**Requirements:** Collect every line that includes the string "name".
......
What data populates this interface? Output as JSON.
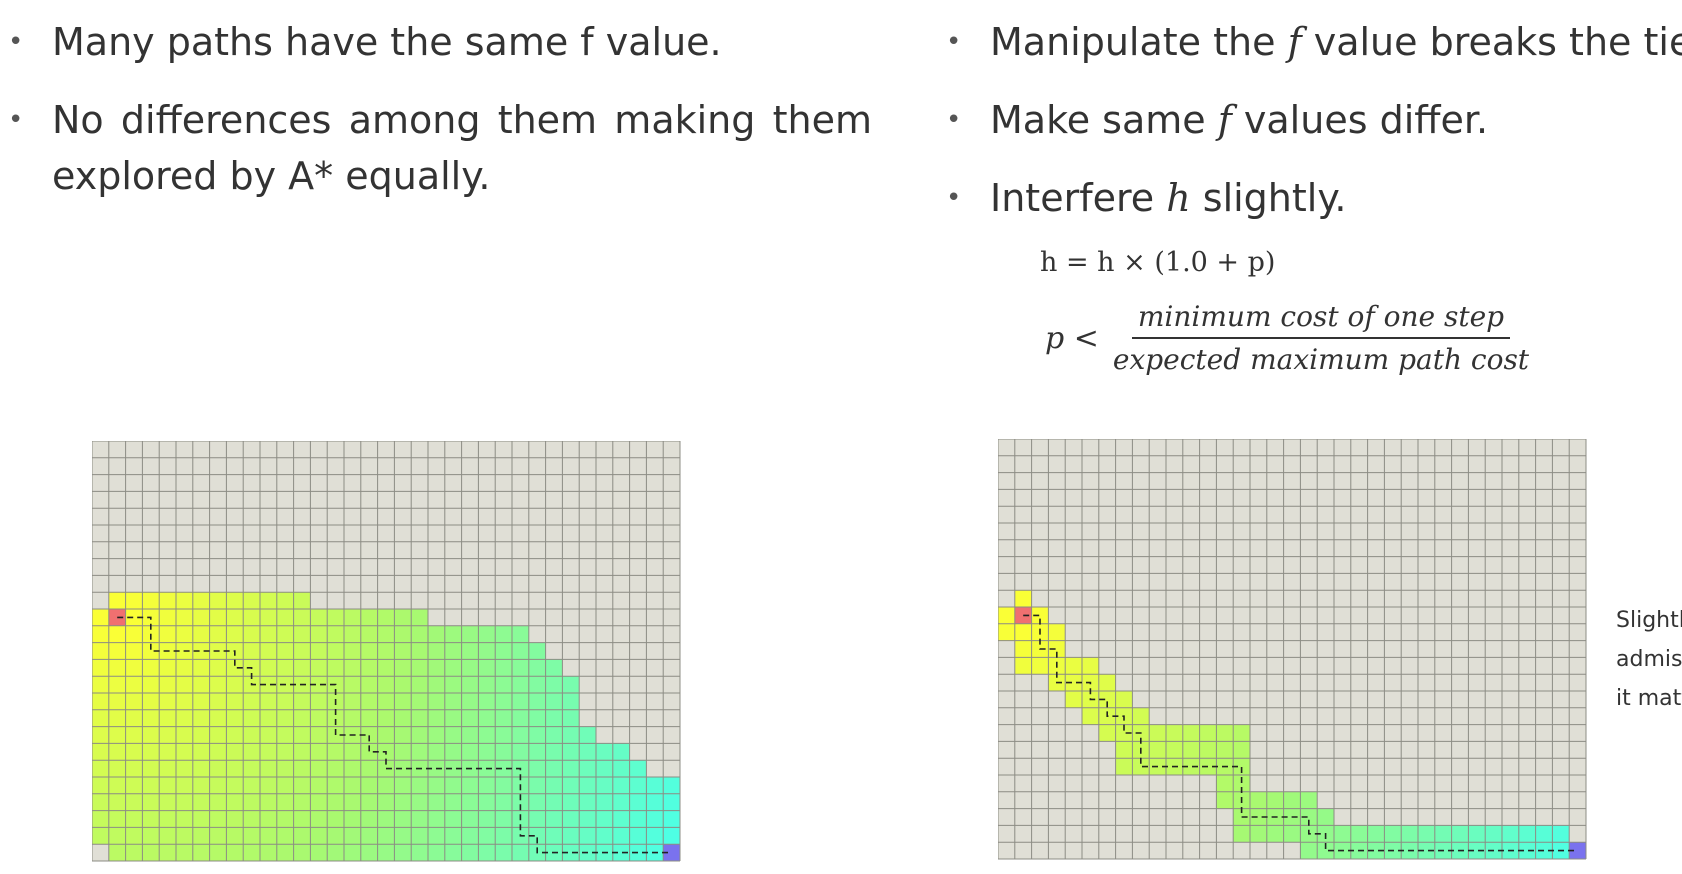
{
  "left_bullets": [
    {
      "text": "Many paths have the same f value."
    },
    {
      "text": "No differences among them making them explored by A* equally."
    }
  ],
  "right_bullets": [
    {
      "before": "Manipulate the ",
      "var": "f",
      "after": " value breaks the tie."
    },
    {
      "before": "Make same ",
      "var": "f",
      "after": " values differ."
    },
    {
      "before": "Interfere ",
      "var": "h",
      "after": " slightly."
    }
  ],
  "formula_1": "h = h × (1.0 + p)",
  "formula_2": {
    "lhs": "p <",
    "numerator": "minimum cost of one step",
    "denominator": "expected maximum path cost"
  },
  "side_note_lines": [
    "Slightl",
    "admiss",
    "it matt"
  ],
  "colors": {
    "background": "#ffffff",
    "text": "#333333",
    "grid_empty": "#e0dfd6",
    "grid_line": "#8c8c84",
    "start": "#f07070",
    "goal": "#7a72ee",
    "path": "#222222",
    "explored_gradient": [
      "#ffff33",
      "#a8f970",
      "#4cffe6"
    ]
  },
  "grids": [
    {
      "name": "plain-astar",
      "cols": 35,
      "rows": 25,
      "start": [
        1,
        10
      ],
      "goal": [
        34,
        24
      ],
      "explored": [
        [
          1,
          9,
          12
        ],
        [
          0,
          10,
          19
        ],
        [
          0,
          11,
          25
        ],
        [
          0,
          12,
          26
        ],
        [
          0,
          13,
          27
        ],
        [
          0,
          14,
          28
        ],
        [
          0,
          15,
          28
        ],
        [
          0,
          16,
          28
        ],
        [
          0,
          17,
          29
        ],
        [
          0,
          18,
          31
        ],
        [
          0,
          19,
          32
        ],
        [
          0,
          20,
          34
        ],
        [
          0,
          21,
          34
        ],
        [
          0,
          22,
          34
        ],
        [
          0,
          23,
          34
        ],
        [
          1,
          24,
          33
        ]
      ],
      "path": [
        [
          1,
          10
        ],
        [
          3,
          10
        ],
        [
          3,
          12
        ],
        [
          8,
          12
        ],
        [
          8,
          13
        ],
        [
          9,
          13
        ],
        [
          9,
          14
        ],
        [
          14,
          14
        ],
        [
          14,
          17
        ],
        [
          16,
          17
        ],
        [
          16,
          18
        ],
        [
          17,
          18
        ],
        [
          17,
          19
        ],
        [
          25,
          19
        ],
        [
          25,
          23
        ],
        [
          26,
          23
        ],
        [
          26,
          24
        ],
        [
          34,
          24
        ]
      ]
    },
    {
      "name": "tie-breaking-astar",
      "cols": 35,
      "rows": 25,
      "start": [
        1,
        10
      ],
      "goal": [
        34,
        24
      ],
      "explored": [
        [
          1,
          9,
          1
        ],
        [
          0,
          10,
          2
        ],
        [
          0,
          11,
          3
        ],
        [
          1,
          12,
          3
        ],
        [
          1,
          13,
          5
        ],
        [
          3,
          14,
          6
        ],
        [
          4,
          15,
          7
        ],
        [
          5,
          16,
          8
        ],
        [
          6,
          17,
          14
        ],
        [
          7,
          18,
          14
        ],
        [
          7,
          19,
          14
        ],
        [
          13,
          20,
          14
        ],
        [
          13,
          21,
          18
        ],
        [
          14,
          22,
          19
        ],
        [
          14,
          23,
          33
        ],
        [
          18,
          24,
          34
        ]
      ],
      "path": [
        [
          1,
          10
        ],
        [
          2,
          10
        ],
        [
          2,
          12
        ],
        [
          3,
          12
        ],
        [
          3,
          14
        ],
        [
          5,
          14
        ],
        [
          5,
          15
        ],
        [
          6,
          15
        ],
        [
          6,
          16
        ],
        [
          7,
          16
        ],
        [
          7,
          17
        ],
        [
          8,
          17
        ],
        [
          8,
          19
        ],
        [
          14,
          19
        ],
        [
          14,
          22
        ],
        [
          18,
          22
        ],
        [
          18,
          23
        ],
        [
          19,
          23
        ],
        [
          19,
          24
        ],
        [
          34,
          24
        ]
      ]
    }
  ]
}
......
**Written solution:**
      "name": "plain-astar",
      "name": "tie-breaking-astar",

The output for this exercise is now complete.